**What is being asked**
Below are the records; locate each line with the word "screenshot" and copy it.

(Data entries for graphics)
···

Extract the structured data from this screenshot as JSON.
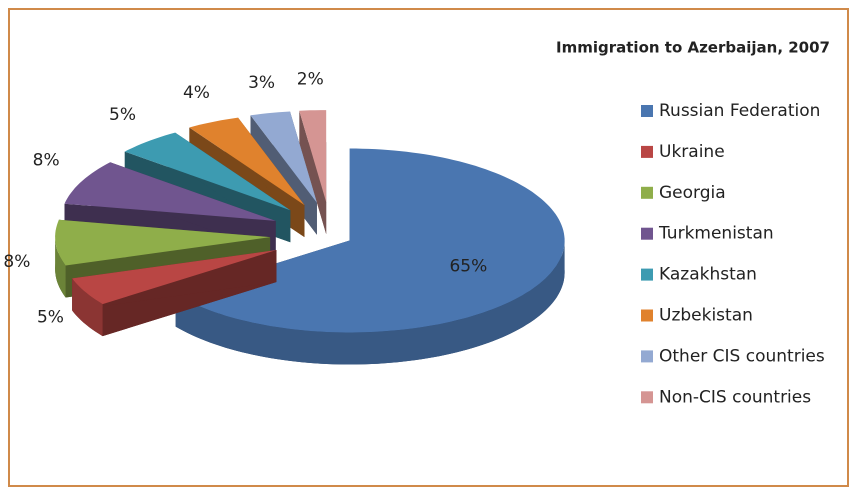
{
  "chart_data": {
    "type": "pie",
    "title": "Immigration to Azerbaijan, 2007",
    "categories": [
      "Russian Federation",
      "Ukraine",
      "Georgia",
      "Turkmenistan",
      "Kazakhstan",
      "Uzbekistan",
      "Other CIS countries",
      "Non-CIS countries"
    ],
    "values": [
      65,
      5,
      8,
      8,
      5,
      4,
      3,
      2
    ],
    "value_labels": [
      "65%",
      "5%",
      "8%",
      "8%",
      "5%",
      "4%",
      "3%",
      "2%"
    ],
    "colors": [
      "#4a76b0",
      "#b94644",
      "#8fae4a",
      "#70558f",
      "#3d9bb1",
      "#e0822d",
      "#93a9d2",
      "#d59593"
    ],
    "legend": "right"
  }
}
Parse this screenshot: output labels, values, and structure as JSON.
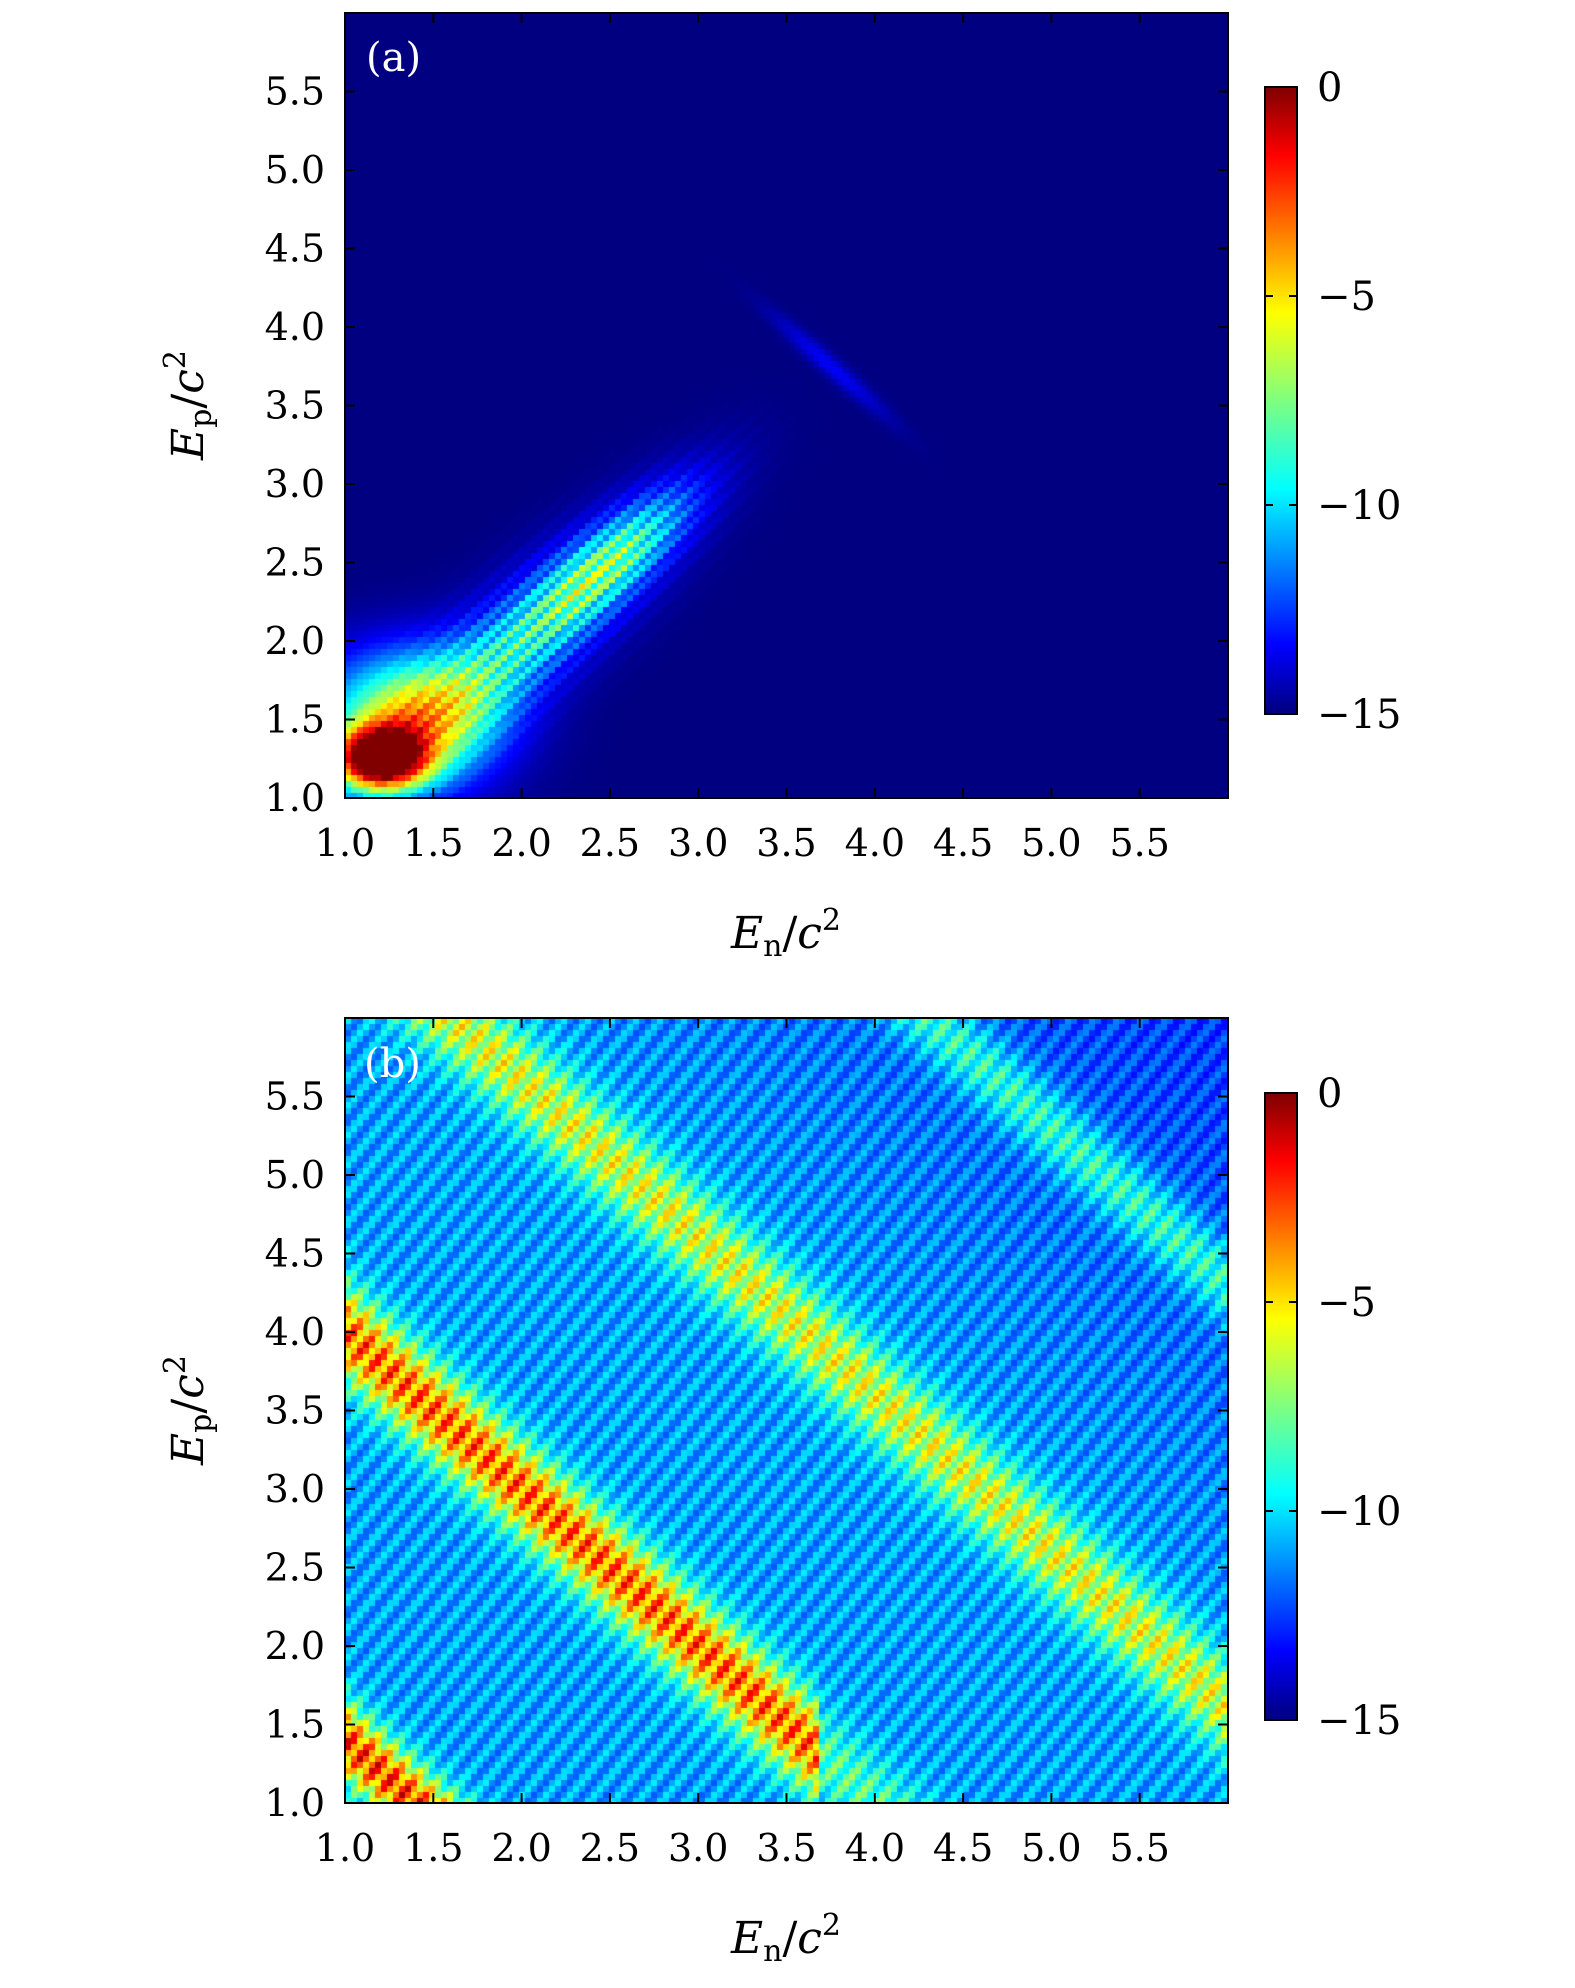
{
  "chart_data": [
    {
      "type": "heatmap",
      "panel_label": "(a)",
      "xlabel": {
        "main": "E",
        "sub": "n",
        "slash": "/",
        "c": "c",
        "sup": "2"
      },
      "ylabel": {
        "main": "E",
        "sub": "p",
        "slash": "/",
        "c": "c",
        "sup": "2"
      },
      "xlim": [
        1.0,
        6.0
      ],
      "ylim": [
        1.0,
        6.0
      ],
      "x_ticks": [
        "1.0",
        "1.5",
        "2.0",
        "2.5",
        "3.0",
        "3.5",
        "4.0",
        "4.5",
        "5.0",
        "5.5"
      ],
      "y_ticks": [
        "1.0",
        "1.5",
        "2.0",
        "2.5",
        "3.0",
        "3.5",
        "4.0",
        "4.5",
        "5.0",
        "5.5"
      ],
      "colorbar": {
        "min": -15,
        "max": 0,
        "ticks": [
          "0",
          "−5",
          "−10",
          "−15"
        ],
        "colormap": "jet"
      },
      "features": [
        {
          "x": 1.2,
          "y": 1.25,
          "value": -0.5
        },
        {
          "x": 2.5,
          "y": 2.5,
          "value": -7
        },
        {
          "x": 3.75,
          "y": 3.75,
          "value": -13
        }
      ],
      "background_value": -15
    },
    {
      "type": "heatmap",
      "panel_label": "(b)",
      "xlabel": {
        "main": "E",
        "sub": "n",
        "slash": "/",
        "c": "c",
        "sup": "2"
      },
      "ylabel": {
        "main": "E",
        "sub": "p",
        "slash": "/",
        "c": "c",
        "sup": "2"
      },
      "xlim": [
        1.0,
        6.0
      ],
      "ylim": [
        1.0,
        6.0
      ],
      "x_ticks": [
        "1.0",
        "1.5",
        "2.0",
        "2.5",
        "3.0",
        "3.5",
        "4.0",
        "4.5",
        "5.0",
        "5.5"
      ],
      "y_ticks": [
        "1.0",
        "1.5",
        "2.0",
        "2.5",
        "3.0",
        "3.5",
        "4.0",
        "4.5",
        "5.0",
        "5.5"
      ],
      "colorbar": {
        "min": -15,
        "max": 0,
        "ticks": [
          "0",
          "−5",
          "−10",
          "−15"
        ],
        "colormap": "jet"
      },
      "ridges": [
        {
          "En_plus_Ep": 2.4,
          "value": -1
        },
        {
          "En_plus_Ep": 5.0,
          "value": -1
        },
        {
          "En_plus_Ep": 7.5,
          "value": -6
        },
        {
          "En_plus_Ep": 10.0,
          "value": -9
        }
      ],
      "background_value": -11
    }
  ]
}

···

**Completed task**
Extract the structured data from this screenshot as JSON.
Parse this screenshot: output labels, values, and structure as JSON.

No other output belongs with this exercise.